## INPUT MATERIAL
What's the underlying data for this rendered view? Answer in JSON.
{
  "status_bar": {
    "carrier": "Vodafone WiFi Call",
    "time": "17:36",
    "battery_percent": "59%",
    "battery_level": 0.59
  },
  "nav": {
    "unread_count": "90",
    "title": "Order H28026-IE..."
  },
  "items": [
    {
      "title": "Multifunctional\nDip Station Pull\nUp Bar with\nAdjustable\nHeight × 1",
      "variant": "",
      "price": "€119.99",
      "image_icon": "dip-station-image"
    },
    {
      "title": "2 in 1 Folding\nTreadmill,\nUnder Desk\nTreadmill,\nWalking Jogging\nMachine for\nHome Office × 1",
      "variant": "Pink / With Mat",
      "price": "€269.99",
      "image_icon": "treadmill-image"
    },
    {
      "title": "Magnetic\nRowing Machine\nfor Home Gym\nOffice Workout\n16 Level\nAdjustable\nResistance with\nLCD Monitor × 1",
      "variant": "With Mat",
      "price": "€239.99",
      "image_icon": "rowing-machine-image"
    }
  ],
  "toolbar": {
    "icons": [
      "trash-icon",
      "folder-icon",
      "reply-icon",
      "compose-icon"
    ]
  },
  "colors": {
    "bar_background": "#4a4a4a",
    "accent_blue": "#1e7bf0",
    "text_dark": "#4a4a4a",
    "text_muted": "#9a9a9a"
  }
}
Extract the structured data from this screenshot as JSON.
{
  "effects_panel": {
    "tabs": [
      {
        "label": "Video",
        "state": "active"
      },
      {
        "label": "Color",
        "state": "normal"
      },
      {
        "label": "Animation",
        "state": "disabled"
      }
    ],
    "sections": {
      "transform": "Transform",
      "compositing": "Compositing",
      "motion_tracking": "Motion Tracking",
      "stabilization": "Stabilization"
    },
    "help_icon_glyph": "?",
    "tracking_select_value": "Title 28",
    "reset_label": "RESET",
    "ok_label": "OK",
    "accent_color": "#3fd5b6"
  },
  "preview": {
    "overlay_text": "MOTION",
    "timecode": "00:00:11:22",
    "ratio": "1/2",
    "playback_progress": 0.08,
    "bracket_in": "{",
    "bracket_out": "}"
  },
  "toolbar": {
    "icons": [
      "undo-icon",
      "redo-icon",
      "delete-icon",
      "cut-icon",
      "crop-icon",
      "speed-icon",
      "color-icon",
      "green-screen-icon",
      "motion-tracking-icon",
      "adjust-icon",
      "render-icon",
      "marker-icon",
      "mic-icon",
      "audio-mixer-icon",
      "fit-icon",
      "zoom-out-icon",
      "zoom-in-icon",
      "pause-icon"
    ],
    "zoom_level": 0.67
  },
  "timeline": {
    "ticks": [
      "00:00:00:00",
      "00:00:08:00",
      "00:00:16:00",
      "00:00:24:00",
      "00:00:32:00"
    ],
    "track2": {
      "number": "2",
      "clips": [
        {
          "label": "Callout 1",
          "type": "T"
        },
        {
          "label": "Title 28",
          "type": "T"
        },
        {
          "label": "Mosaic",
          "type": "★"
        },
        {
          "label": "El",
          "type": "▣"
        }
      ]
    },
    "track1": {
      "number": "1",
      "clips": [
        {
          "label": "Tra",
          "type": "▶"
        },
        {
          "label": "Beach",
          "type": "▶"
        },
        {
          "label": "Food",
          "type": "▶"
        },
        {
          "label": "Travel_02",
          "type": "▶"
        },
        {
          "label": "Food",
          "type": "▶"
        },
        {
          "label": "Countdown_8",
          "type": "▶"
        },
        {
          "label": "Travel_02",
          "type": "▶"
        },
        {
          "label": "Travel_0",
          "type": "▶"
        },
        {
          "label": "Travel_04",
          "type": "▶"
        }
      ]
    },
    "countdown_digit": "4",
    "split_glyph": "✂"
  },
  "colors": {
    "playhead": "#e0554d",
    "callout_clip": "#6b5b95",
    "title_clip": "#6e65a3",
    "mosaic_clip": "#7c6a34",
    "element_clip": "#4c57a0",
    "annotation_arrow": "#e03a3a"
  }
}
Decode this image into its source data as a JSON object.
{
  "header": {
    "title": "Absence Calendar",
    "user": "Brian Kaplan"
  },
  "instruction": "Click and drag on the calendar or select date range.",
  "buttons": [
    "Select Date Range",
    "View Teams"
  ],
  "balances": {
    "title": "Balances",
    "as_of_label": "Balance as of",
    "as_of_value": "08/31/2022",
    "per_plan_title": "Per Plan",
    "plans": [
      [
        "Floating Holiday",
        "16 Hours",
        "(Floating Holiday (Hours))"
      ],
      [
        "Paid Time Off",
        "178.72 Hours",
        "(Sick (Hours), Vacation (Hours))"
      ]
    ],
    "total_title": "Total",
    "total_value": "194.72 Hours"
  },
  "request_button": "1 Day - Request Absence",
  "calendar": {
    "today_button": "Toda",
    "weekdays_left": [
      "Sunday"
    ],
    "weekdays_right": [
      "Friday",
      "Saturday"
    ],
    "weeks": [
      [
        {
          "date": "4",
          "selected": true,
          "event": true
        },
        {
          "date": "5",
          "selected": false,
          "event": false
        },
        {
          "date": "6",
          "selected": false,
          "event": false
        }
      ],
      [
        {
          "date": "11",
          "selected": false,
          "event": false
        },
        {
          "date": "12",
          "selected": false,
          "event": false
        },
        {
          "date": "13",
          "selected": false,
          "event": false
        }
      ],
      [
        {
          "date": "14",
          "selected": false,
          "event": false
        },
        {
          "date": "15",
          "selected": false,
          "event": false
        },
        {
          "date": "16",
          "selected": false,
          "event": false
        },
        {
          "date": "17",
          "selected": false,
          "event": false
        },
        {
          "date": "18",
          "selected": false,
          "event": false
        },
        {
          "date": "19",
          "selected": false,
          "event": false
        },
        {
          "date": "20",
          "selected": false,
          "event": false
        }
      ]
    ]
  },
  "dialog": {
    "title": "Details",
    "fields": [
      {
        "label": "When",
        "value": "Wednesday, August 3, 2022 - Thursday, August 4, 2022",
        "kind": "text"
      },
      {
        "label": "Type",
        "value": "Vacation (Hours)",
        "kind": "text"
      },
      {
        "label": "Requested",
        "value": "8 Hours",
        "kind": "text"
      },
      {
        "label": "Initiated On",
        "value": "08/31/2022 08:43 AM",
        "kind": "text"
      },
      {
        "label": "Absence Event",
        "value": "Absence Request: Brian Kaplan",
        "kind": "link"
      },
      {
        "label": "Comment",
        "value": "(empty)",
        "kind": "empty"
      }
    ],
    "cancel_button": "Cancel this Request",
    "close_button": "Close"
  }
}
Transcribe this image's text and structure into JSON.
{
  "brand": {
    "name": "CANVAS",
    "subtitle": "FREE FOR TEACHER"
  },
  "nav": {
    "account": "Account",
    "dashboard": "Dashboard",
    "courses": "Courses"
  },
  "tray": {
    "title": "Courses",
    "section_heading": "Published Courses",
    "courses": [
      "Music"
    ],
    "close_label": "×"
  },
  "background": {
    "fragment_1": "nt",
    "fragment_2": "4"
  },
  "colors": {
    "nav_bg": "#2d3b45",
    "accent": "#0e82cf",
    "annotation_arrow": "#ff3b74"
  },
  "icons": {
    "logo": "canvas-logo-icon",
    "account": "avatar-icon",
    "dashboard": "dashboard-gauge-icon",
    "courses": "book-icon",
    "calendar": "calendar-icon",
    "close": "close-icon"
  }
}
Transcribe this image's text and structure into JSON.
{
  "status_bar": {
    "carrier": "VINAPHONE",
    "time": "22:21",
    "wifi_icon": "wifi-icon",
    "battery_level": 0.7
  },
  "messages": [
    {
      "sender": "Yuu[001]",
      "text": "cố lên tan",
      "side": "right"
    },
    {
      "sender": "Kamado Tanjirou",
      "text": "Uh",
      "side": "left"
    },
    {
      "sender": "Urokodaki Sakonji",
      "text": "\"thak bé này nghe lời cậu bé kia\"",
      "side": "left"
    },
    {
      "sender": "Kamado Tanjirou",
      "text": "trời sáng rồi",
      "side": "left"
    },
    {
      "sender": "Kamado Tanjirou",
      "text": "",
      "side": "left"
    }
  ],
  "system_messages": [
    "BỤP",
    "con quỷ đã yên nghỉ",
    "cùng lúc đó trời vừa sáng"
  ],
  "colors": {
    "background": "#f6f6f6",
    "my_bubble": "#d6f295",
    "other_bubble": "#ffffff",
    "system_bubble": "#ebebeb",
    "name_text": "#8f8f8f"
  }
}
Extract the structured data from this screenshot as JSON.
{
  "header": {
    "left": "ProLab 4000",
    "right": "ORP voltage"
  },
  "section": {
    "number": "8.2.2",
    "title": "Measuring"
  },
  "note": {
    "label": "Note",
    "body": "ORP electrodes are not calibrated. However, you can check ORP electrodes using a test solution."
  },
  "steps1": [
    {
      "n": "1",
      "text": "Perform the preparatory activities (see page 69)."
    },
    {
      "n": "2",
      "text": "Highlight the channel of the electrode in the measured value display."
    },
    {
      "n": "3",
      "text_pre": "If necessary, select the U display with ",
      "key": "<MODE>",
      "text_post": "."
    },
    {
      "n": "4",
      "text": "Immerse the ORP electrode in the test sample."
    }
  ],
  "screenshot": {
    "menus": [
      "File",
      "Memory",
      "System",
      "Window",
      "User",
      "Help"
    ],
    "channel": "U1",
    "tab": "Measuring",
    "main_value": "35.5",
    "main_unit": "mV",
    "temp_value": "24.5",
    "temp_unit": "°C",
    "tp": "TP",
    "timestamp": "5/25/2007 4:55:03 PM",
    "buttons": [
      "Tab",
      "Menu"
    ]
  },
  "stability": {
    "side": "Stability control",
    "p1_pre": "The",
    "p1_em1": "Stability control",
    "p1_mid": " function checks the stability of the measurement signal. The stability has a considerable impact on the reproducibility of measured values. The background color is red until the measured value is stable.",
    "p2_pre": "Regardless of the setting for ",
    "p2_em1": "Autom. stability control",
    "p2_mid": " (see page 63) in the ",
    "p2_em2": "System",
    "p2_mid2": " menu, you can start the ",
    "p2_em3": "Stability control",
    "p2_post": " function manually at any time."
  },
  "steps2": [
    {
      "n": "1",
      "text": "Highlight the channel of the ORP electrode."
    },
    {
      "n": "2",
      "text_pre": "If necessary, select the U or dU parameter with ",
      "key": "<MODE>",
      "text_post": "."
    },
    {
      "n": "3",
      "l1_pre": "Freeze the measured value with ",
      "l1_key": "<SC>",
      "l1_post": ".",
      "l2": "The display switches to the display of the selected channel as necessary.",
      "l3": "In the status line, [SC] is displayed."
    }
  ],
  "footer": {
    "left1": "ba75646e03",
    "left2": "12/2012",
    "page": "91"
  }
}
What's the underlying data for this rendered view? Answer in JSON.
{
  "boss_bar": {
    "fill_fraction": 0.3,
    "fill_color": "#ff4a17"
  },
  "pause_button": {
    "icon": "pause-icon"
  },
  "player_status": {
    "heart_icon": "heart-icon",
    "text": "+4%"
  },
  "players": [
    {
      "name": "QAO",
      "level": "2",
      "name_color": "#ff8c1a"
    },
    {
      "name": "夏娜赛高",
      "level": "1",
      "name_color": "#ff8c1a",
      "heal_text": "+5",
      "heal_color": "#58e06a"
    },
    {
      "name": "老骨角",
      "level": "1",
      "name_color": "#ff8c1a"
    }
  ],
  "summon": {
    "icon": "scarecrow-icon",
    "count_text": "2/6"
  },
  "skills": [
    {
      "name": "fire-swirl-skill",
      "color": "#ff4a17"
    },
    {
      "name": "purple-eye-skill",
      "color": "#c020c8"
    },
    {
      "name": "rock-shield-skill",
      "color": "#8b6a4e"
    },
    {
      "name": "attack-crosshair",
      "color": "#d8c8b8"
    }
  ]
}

## REQUIRED TASK
List each line holding the string "Kaplan".

## SOLUTION BELOW
    "user": "Brian Kaplan"
        "value": "Absence Request: Brian Kaplan",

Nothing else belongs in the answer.